Transcribe all of the data exactly. Omit the pictures.

## SUPPLIED DATA:
= = = = =

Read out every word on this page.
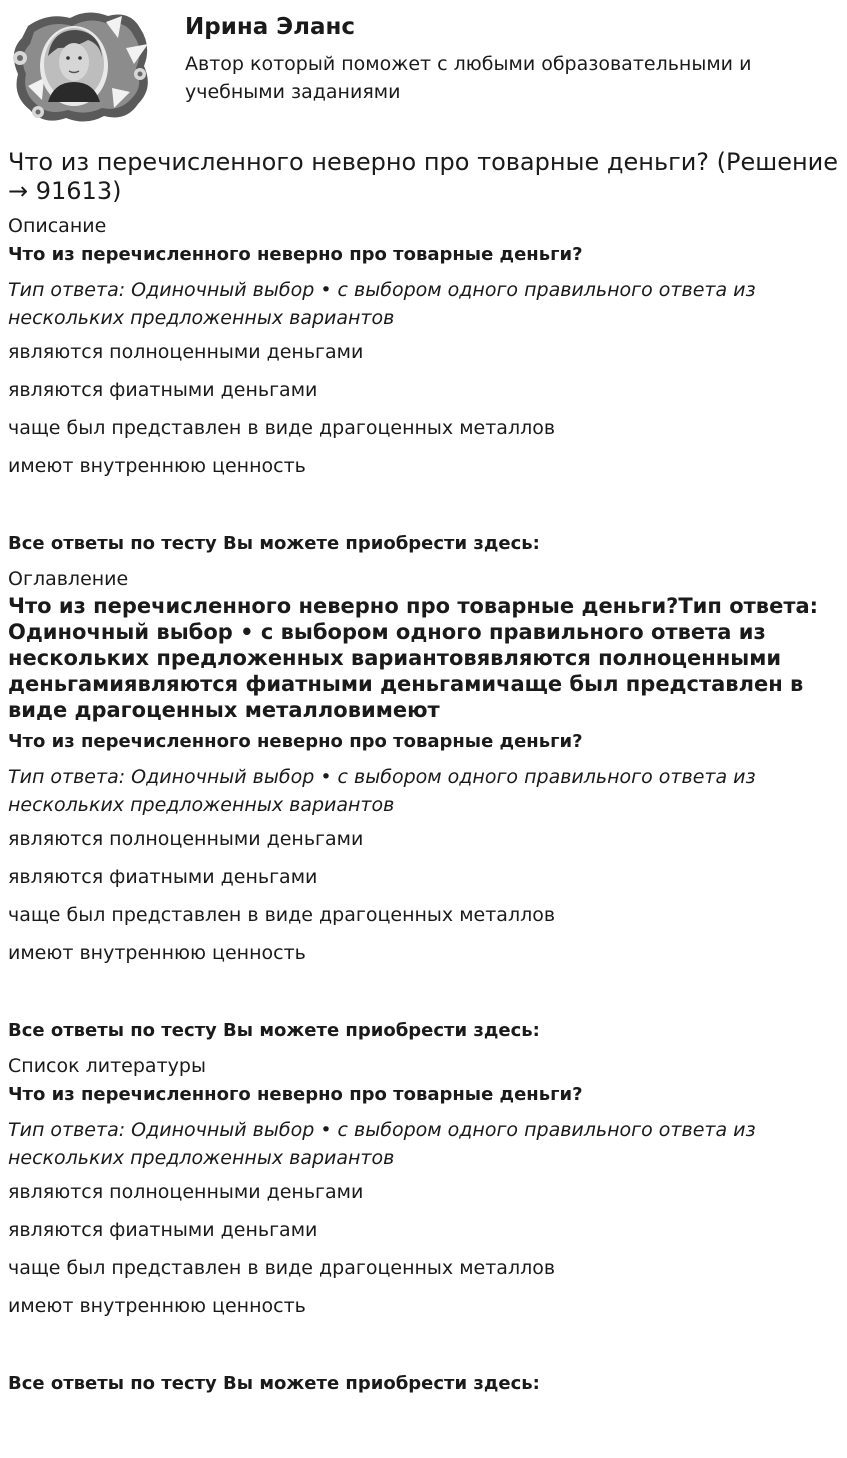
Ирина Эланс

Автор который поможет с любыми образовательными и учебными заданиями

Что из перечисленного неверно про товарные деньги? (Решение → 91613)

Описание

Что из перечисленного неверно про товарные деньги?

Тип ответа: Одиночный выбор • с выбором одного правильного ответа из нескольких предложенных вариантов

являются полноценными деньгами

являются фиатными деньгами

чаще был представлен в виде драгоценных металлов

имеют внутреннюю ценность

Все ответы по тесту Вы можете приобрести здесь:

Оглавление

Что из перечисленного неверно про товарные деньги?Тип ответа: Одиночный выбор • с выбором одного правильного ответа из нескольких предложенных вариантовявляются полноценными деньгамиявляются фиатными деньгамичаще был представлен в виде драгоценных металловимеют

Что из перечисленного неверно про товарные деньги?

Тип ответа: Одиночный выбор • с выбором одного правильного ответа из нескольких предложенных вариантов

являются полноценными деньгами

являются фиатными деньгами

чаще был представлен в виде драгоценных металлов

имеют внутреннюю ценность

Все ответы по тесту Вы можете приобрести здесь:

Список литературы

Что из перечисленного неверно про товарные деньги?

Тип ответа: Одиночный выбор • с выбором одного правильного ответа из нескольких предложенных вариантов

являются полноценными деньгами

являются фиатными деньгами

чаще был представлен в виде драгоценных металлов

имеют внутреннюю ценность

Все ответы по тесту Вы можете приобрести здесь:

= = = = =

## ANSWER FOR THIS EXERCISE:
Read out every word on this page.
Ирина Эланс

Автор который поможет с любыми образовательными и учебными заданиями

Что из перечисленного неверно про товарные деньги? (Решение → 91613)

Описание

Что из перечисленного неверно про товарные деньги?

Тип ответа: Одиночный выбор • с выбором одного правильного ответа из нескольких предложенных вариантов

являются полноценными деньгами

являются фиатными деньгами

чаще был представлен в виде драгоценных металлов

имеют внутреннюю ценность

Все ответы по тесту Вы можете приобрести здесь:

Оглавление

Что из перечисленного неверно про товарные деньги?Тип ответа: Одиночный выбор • с выбором одного правильного ответа из нескольких предложенных вариантовявляются полноценными деньгамиявляются фиатными деньгамичаще был представлен в виде драгоценных металловимеют

Что из перечисленного неверно про товарные деньги?

Тип ответа: Одиночный выбор • с выбором одного правильного ответа из нескольких предложенных вариантов

являются полноценными деньгами

являются фиатными деньгами

чаще был представлен в виде драгоценных металлов

имеют внутреннюю ценность

Все ответы по тесту Вы можете приобрести здесь:

Список литературы

Что из перечисленного неверно про товарные деньги?

Тип ответа: Одиночный выбор • с выбором одного правильного ответа из нескольких предложенных вариантов

являются полноценными деньгами

являются фиатными деньгами

чаще был представлен в виде драгоценных металлов

имеют внутреннюю ценность

Все ответы по тесту Вы можете приобрести здесь:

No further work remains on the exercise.